- Task description
Using the data below, repeat all of it precisely.

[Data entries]
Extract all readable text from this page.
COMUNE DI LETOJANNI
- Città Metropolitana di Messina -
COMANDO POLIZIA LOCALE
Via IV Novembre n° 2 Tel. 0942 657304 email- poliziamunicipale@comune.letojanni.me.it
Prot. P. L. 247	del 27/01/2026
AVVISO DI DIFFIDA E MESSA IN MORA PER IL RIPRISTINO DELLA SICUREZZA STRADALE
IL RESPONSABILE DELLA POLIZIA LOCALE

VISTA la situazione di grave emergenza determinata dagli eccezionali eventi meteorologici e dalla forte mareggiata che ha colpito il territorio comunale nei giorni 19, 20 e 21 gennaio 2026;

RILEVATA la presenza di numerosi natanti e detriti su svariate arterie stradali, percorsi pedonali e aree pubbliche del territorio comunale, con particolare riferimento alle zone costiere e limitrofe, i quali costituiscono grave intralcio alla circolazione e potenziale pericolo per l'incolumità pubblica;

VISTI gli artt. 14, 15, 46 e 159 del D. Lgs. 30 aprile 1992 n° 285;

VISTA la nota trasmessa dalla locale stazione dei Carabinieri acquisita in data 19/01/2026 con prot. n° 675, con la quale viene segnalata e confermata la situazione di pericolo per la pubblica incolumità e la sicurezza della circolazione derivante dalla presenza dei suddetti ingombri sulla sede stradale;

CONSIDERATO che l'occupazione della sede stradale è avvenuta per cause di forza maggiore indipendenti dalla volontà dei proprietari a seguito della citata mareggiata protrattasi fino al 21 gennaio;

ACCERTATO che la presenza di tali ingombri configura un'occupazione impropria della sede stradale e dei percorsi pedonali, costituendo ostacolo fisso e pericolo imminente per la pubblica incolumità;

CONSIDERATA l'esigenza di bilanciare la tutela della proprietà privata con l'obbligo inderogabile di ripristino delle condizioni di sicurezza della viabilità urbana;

- Exercise result
Extract all readable text from this page.
COMUNE DI LETOJANNI
- Città Metropolitana di Messina -
COMANDO POLIZIA LOCALE
Via IV Novembre n° 2 Tel. 0942 657304 email- poliziamunicipale@comune.letojanni.me.it
Prot. P. L. 247	del 27/01/2026
AVVISO DI DIFFIDA E MESSA IN MORA PER IL RIPRISTINO DELLA SICUREZZA STRADALE
IL RESPONSABILE DELLA POLIZIA LOCALE

VISTA la situazione di grave emergenza determinata dagli eccezionali eventi meteorologici e dalla forte mareggiata che ha colpito il territorio comunale nei giorni 19, 20 e 21 gennaio 2026;

RILEVATA la presenza di numerosi natanti e detriti su svariate arterie stradali, percorsi pedonali e aree pubbliche del territorio comunale, con particolare riferimento alle zone costiere e limitrofe, i quali costituiscono grave intralcio alla circolazione e potenziale pericolo per l'incolumità pubblica;

VISTI gli artt. 14, 15, 46 e 159 del D. Lgs. 30 aprile 1992 n° 285;

VISTA la nota trasmessa dalla locale stazione dei Carabinieri acquisita in data 19/01/2026 con prot. n° 675, con la quale viene segnalata e confermata la situazione di pericolo per la pubblica incolumità e la sicurezza della circolazione derivante dalla presenza dei suddetti ingombri sulla sede stradale;

CONSIDERATO che l'occupazione della sede stradale è avvenuta per cause di forza maggiore indipendenti dalla volontà dei proprietari a seguito della citata mareggiata protrattasi fino al 21 gennaio;

ACCERTATO che la presenza di tali ingombri configura un'occupazione impropria della sede stradale e dei percorsi pedonali, costituendo ostacolo fisso e pericolo imminente per la pubblica incolumità;

CONSIDERATA l'esigenza di bilanciare la tutela della proprietà privata con l'obbligo inderogabile di ripristino delle condizioni di sicurezza della viabilità urbana;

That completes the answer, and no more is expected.